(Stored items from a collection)
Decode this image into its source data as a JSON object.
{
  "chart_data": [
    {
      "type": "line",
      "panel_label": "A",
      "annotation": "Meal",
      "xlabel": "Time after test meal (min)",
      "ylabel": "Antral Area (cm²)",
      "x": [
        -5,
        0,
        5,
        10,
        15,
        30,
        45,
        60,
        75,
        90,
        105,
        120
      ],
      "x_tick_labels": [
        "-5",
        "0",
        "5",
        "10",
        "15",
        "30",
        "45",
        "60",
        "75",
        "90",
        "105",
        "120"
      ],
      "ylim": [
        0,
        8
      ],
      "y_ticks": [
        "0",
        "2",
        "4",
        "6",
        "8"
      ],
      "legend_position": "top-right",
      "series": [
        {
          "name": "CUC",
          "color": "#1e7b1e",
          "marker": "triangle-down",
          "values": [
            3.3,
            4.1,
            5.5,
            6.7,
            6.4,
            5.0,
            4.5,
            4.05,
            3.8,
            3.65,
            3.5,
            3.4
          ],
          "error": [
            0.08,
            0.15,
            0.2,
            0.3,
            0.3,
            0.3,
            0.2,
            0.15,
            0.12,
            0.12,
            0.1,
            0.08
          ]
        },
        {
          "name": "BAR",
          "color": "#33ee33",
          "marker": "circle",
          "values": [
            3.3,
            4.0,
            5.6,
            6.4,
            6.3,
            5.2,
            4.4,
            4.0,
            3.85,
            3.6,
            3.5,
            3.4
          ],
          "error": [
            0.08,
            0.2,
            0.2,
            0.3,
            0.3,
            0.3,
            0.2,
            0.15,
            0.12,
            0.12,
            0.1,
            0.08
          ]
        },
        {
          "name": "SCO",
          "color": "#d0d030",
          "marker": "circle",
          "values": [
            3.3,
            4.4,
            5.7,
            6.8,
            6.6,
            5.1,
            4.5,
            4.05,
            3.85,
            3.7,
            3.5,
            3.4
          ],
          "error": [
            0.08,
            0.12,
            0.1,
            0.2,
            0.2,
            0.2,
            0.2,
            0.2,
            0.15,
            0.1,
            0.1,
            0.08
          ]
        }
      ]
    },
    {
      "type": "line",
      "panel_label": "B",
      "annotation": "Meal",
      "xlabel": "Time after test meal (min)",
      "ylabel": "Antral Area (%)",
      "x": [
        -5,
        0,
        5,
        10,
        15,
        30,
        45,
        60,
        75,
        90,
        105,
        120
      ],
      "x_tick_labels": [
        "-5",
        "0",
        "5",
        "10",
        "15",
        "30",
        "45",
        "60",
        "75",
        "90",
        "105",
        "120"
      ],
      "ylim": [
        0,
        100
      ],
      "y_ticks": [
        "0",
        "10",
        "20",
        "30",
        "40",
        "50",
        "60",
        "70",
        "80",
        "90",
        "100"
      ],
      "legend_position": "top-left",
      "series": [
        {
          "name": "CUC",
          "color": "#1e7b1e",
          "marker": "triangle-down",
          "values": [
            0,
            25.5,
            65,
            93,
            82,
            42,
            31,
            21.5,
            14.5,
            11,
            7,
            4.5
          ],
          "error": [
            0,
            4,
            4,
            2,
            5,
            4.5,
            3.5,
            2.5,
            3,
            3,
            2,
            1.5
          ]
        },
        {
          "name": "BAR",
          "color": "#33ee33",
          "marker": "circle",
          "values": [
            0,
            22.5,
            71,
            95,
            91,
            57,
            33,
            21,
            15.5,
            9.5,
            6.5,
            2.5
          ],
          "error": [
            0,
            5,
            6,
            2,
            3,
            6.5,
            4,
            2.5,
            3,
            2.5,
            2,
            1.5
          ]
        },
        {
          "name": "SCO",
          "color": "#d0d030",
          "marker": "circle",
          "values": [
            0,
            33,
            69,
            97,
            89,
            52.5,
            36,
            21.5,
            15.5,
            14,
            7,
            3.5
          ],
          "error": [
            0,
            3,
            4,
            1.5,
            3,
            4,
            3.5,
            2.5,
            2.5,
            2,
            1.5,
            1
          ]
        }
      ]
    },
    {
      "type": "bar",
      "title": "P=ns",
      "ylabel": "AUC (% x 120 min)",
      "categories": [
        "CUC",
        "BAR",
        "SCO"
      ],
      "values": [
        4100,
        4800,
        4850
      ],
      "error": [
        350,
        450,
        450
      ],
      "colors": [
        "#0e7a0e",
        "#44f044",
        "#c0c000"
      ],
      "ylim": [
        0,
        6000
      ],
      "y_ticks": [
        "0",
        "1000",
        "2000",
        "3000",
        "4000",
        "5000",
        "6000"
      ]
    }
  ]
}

§ **PROBLEM STATEMENT**
Exactly reproduce every line of the records.

§ **OUTPUT OF THE TASK**
Decode this image into its source data as a JSON object.
{
  "chart_data": [
    {
      "type": "line",
      "panel_label": "A",
      "annotation": "Meal",
      "xlabel": "Time after test meal (min)",
      "ylabel": "Antral Area (cm²)",
      "x": [
        -5,
        0,
        5,
        10,
        15,
        30,
        45,
        60,
        75,
        90,
        105,
        120
      ],
      "x_tick_labels": [
        "-5",
        "0",
        "5",
        "10",
        "15",
        "30",
        "45",
        "60",
        "75",
        "90",
        "105",
        "120"
      ],
      "ylim": [
        0,
        8
      ],
      "y_ticks": [
        "0",
        "2",
        "4",
        "6",
        "8"
      ],
      "legend_position": "top-right",
      "series": [
        {
          "name": "CUC",
          "color": "#1e7b1e",
          "marker": "triangle-down",
          "values": [
            3.3,
            4.1,
            5.5,
            6.7,
            6.4,
            5.0,
            4.5,
            4.05,
            3.8,
            3.65,
            3.5,
            3.4
          ],
          "error": [
            0.08,
            0.15,
            0.2,
            0.3,
            0.3,
            0.3,
            0.2,
            0.15,
            0.12,
            0.12,
            0.1,
            0.08
          ]
        },
        {
          "name": "BAR",
          "color": "#33ee33",
          "marker": "circle",
          "values": [
            3.3,
            4.0,
            5.6,
            6.4,
            6.3,
            5.2,
            4.4,
            4.0,
            3.85,
            3.6,
            3.5,
            3.4
          ],
          "error": [
            0.08,
            0.2,
            0.2,
            0.3,
            0.3,
            0.3,
            0.2,
            0.15,
            0.12,
            0.12,
            0.1,
            0.08
          ]
        },
        {
          "name": "SCO",
          "color": "#d0d030",
          "marker": "circle",
          "values": [
            3.3,
            4.4,
            5.7,
            6.8,
            6.6,
            5.1,
            4.5,
            4.05,
            3.85,
            3.7,
            3.5,
            3.4
          ],
          "error": [
            0.08,
            0.12,
            0.1,
            0.2,
            0.2,
            0.2,
            0.2,
            0.2,
            0.15,
            0.1,
            0.1,
            0.08
          ]
        }
      ]
    },
    {
      "type": "line",
      "panel_label": "B",
      "annotation": "Meal",
      "xlabel": "Time after test meal (min)",
      "ylabel": "Antral Area (%)",
      "x": [
        -5,
        0,
        5,
        10,
        15,
        30,
        45,
        60,
        75,
        90,
        105,
        120
      ],
      "x_tick_labels": [
        "-5",
        "0",
        "5",
        "10",
        "15",
        "30",
        "45",
        "60",
        "75",
        "90",
        "105",
        "120"
      ],
      "ylim": [
        0,
        100
      ],
      "y_ticks": [
        "0",
        "10",
        "20",
        "30",
        "40",
        "50",
        "60",
        "70",
        "80",
        "90",
        "100"
      ],
      "legend_position": "top-left",
      "series": [
        {
          "name": "CUC",
          "color": "#1e7b1e",
          "marker": "triangle-down",
          "values": [
            0,
            25.5,
            65,
            93,
            82,
            42,
            31,
            21.5,
            14.5,
            11,
            7,
            4.5
          ],
          "error": [
            0,
            4,
            4,
            2,
            5,
            4.5,
            3.5,
            2.5,
            3,
            3,
            2,
            1.5
          ]
        },
        {
          "name": "BAR",
          "color": "#33ee33",
          "marker": "circle",
          "values": [
            0,
            22.5,
            71,
            95,
            91,
            57,
            33,
            21,
            15.5,
            9.5,
            6.5,
            2.5
          ],
          "error": [
            0,
            5,
            6,
            2,
            3,
            6.5,
            4,
            2.5,
            3,
            2.5,
            2,
            1.5
          ]
        },
        {
          "name": "SCO",
          "color": "#d0d030",
          "marker": "circle",
          "values": [
            0,
            33,
            69,
            97,
            89,
            52.5,
            36,
            21.5,
            15.5,
            14,
            7,
            3.5
          ],
          "error": [
            0,
            3,
            4,
            1.5,
            3,
            4,
            3.5,
            2.5,
            2.5,
            2,
            1.5,
            1
          ]
        }
      ]
    },
    {
      "type": "bar",
      "title": "P=ns",
      "ylabel": "AUC (% x 120 min)",
      "categories": [
        "CUC",
        "BAR",
        "SCO"
      ],
      "values": [
        4100,
        4800,
        4850
      ],
      "error": [
        350,
        450,
        450
      ],
      "colors": [
        "#0e7a0e",
        "#44f044",
        "#c0c000"
      ],
      "ylim": [
        0,
        6000
      ],
      "y_ticks": [
        "0",
        "1000",
        "2000",
        "3000",
        "4000",
        "5000",
        "6000"
      ]
    }
  ]
}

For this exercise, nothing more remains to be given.